* TASK PROMPT *
Keep only the lines of the listing that include the word "levy", and copy them.

— start of EXTRACTED DATA —

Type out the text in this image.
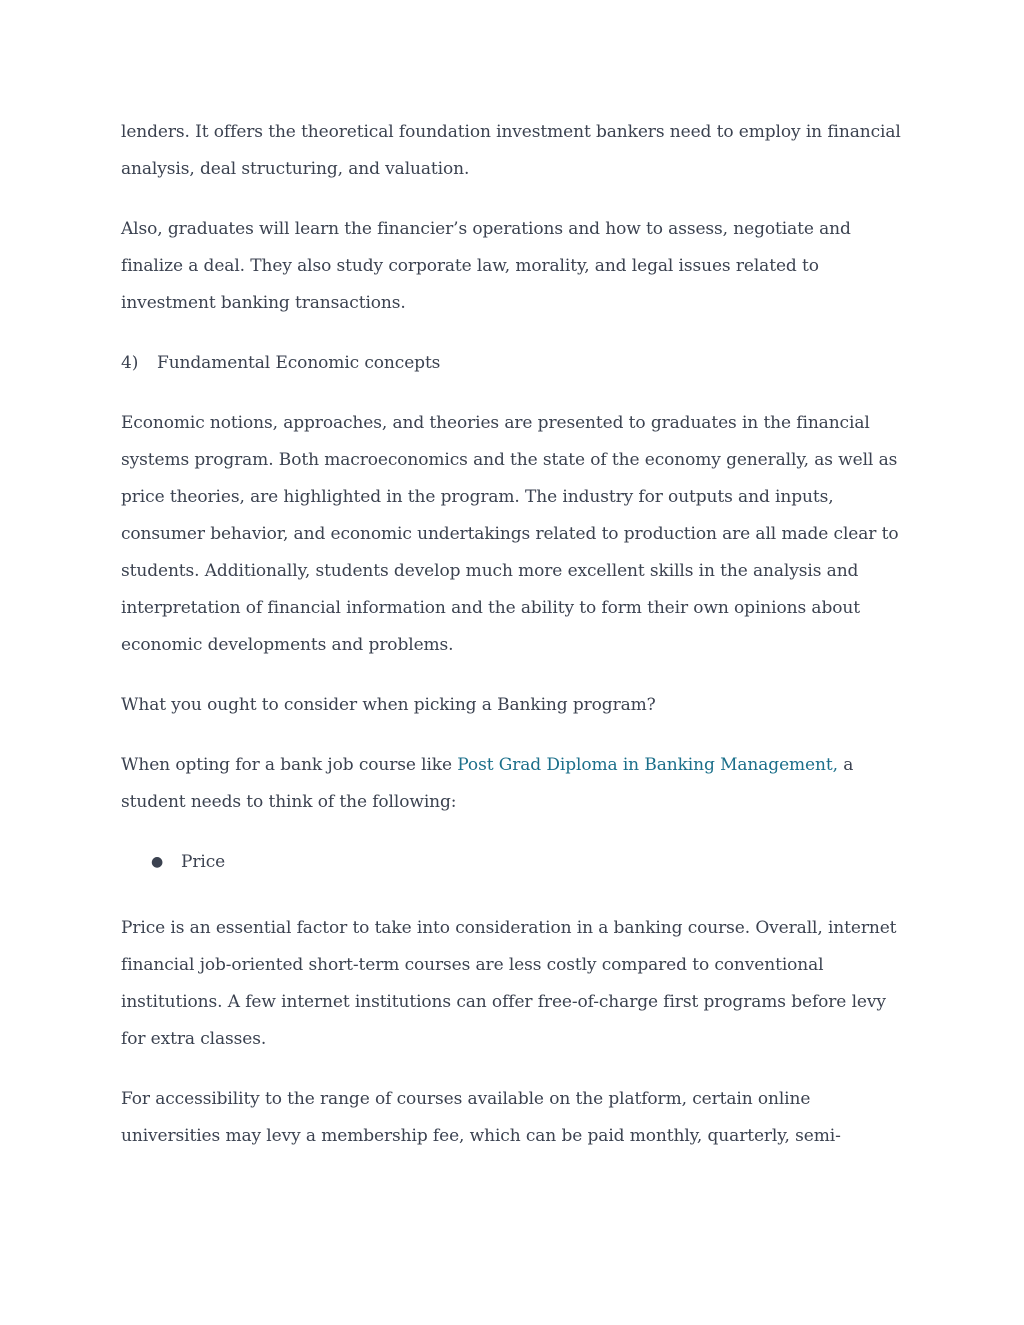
lenders. It offers the theoretical foundation investment bankers need to employ in financial analysis, deal structuring, and valuation.

Also, graduates will learn the financier’s operations and how to assess, negotiate and finalize a deal. They also study corporate law, morality, and legal issues related to investment banking transactions.

4) Fundamental Economic concepts

Economic notions, approaches, and theories are presented to graduates in the financial systems program. Both macroeconomics and the state of the economy generally, as well as price theories, are highlighted in the program. The industry for outputs and inputs, consumer behavior, and economic undertakings related to production are all made clear to students. Additionally, students develop much more excellent skills in the analysis and interpretation of financial information and the ability to form their own opinions about economic developments and problems.

What you ought to consider when picking a Banking program?

When opting for a bank job course like Post Grad Diploma in Banking Management, a student needs to think of the following:

● Price

Price is an essential factor to take into consideration in a banking course. Overall, internet financial job-oriented short-term courses are less costly compared to conventional institutions. A few internet institutions can offer free-of-charge first programs before levy for extra classes.

For accessibility to the range of courses available on the platform, certain online universities may levy a membership fee, which can be paid monthly, quarterly, semi-
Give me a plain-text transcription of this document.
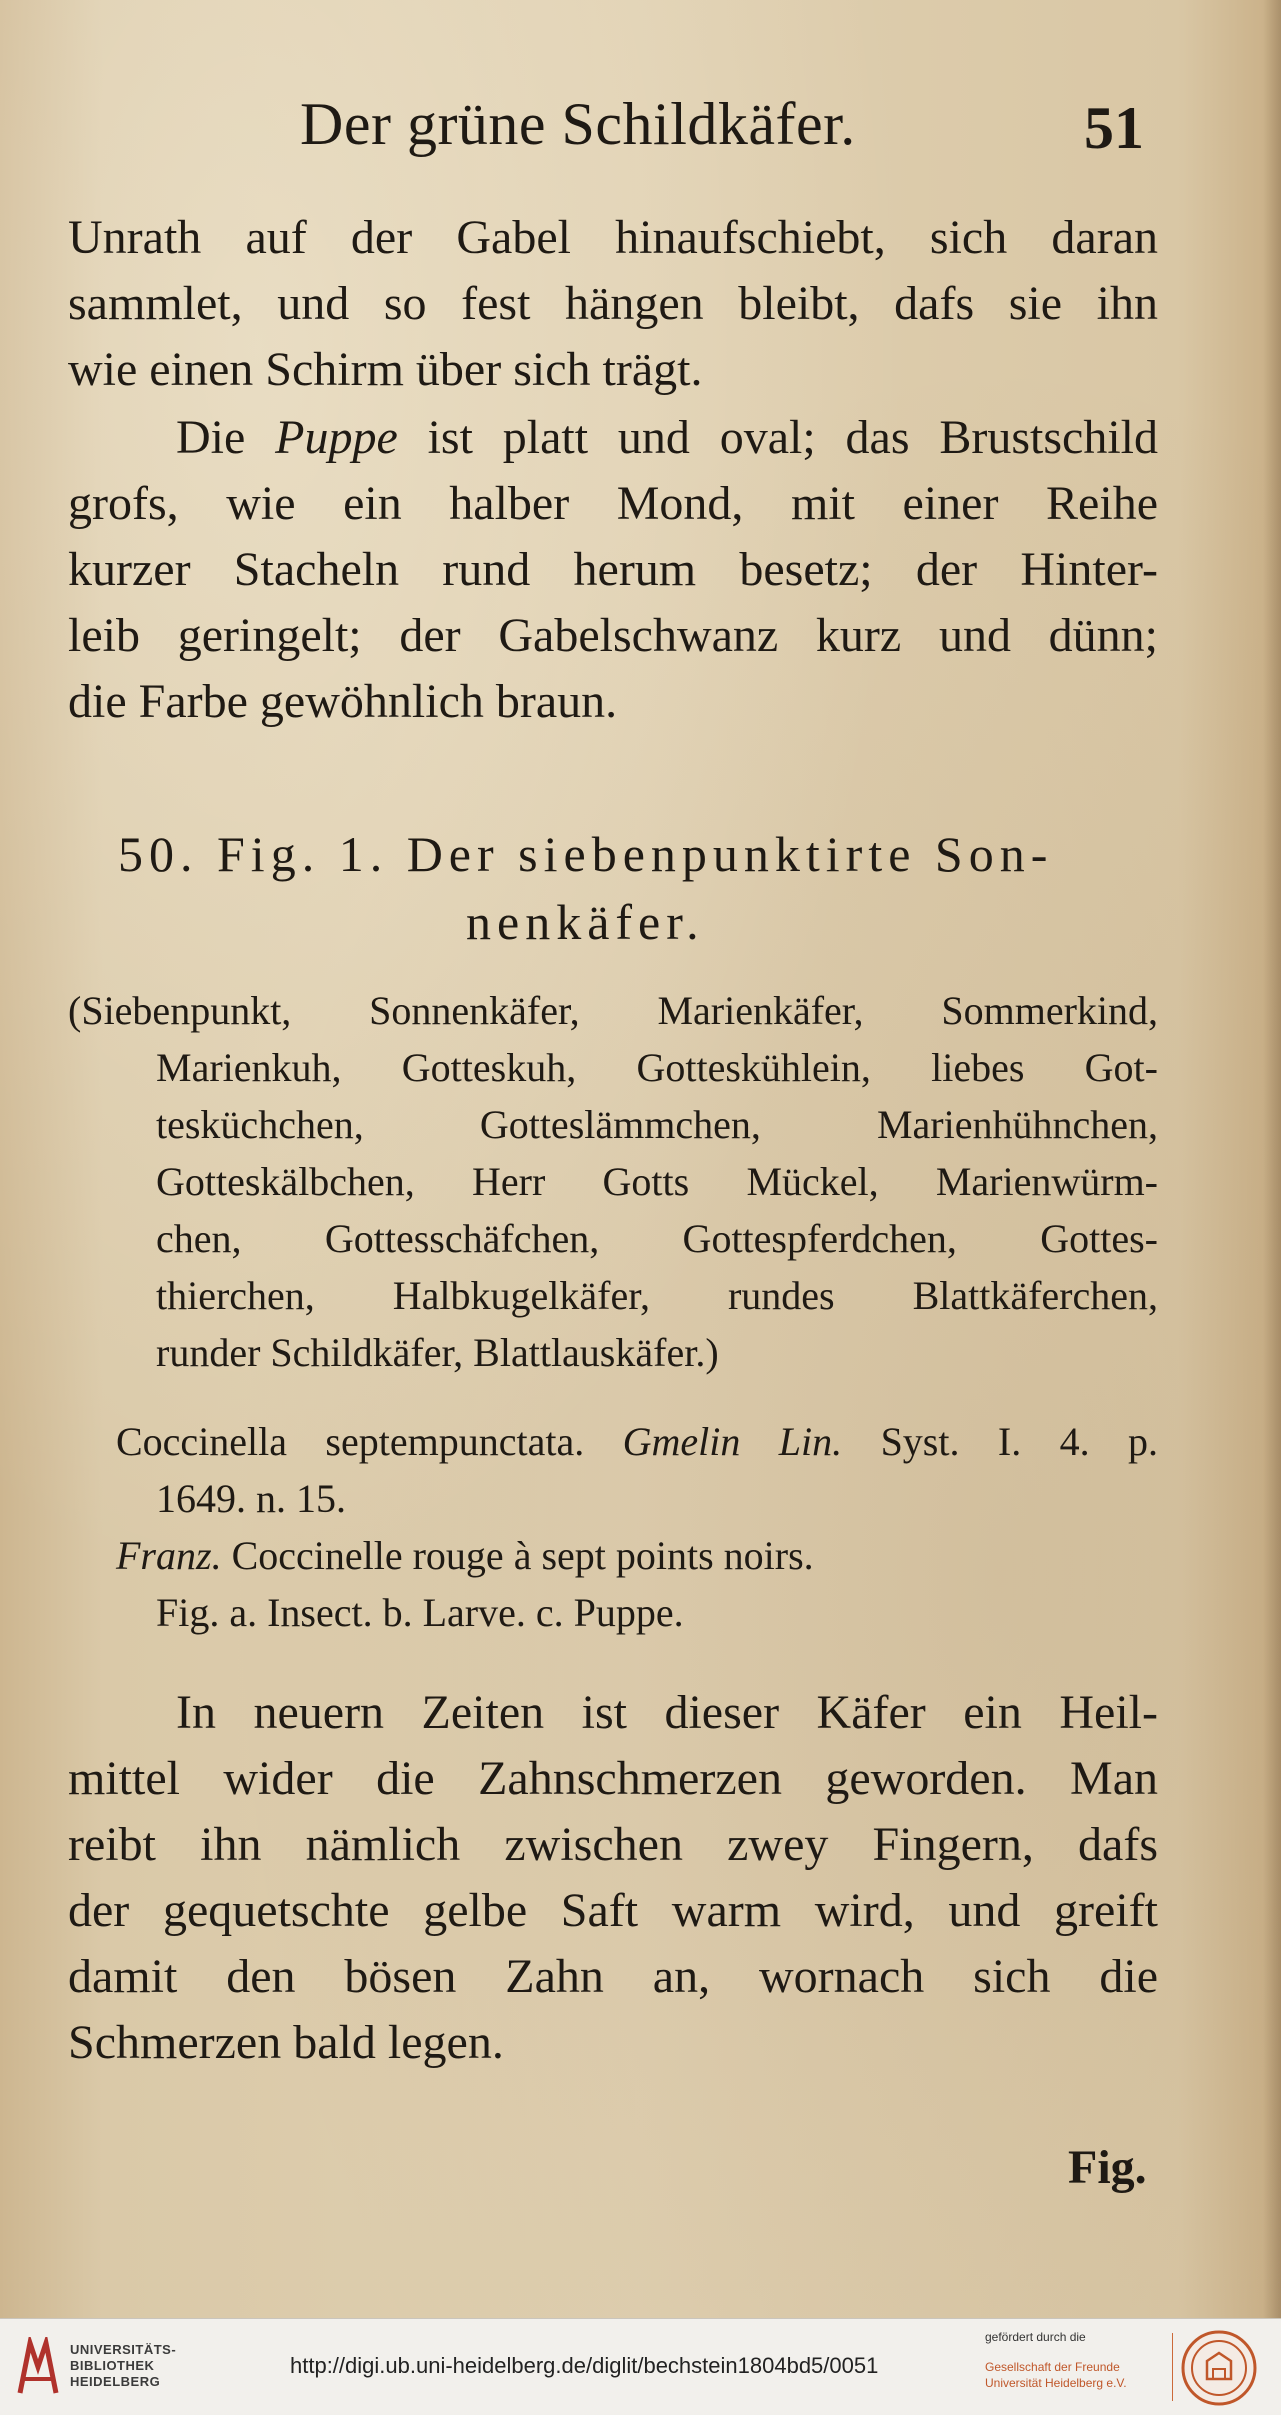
Der grüne Schildkäfer.	51
Unrath auf der Gabel hinaufschiebt, sich daran
sammlet, und so fest hängen bleibt, dafs sie ihn
wie einen Schirm über sich trägt.
Die Puppe ist platt und oval; das Brustschild
grofs, wie ein halber Mond, mit einer Reihe
kurzer Stacheln rund herum besetz; der Hinter-
leib geringelt; der Gabelschwanz kurz und dünn;
die Farbe gewöhnlich braun.
50. Fig. 1. Der siebenpunktirte Son-
nenkäfer.
(Siebenpunkt, Sonnenkäfer, Marienkäfer, Sommerkind,
Marienkuh, Gotteskuh, Gotteskühlein, liebes Got-
tesküchchen, Gotteslämmchen, Marienhühnchen,
Gotteskälbchen, Herr Gotts Mückel, Marienwürm-
chen, Gottesschäfchen, Gottespferdchen, Gottes-
thierchen, Halbkugelkäfer, rundes Blattkäferchen,
runder Schildkäfer, Blattlauskäfer.)
Coccinella septempunctata. Gmelin Lin. Syst. I. 4. p.
1649. n. 15.
Franz. Coccinelle rouge à sept points noirs.
Fig. a. Insect. b. Larve. c. Puppe.
In neuern Zeiten ist dieser Käfer ein Heil-
mittel wider die Zahnschmerzen geworden. Man
reibt ihn nämlich zwischen zwey Fingern, dafs
der gequetschte gelbe Saft warm wird, und greift
damit den bösen Zahn an, wornach sich die
Schmerzen bald legen.
Fig.
UNIVERSITÄTS-
BIBLIOTHEK
HEIDELBERG
http://digi.ub.uni-heidelberg.de/diglit/bechstein1804bd5/0051
gefördert durch die
Gesellschaft der Freunde
Universität Heidelberg e.V.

— end of EXTRACTED DATA —

* ANSWER TO THIS EXERCISE *
Price is an essential factor to take into consideration in a banking course. Overall, internet financial job-oriented short-term courses are less costly compared to conventional institutions. A few internet institutions can offer free-of-charge first programs before levy for extra classes.
For accessibility to the range of courses available on the platform, certain online universities may levy a membership fee, which can be paid monthly, quarterly, semi-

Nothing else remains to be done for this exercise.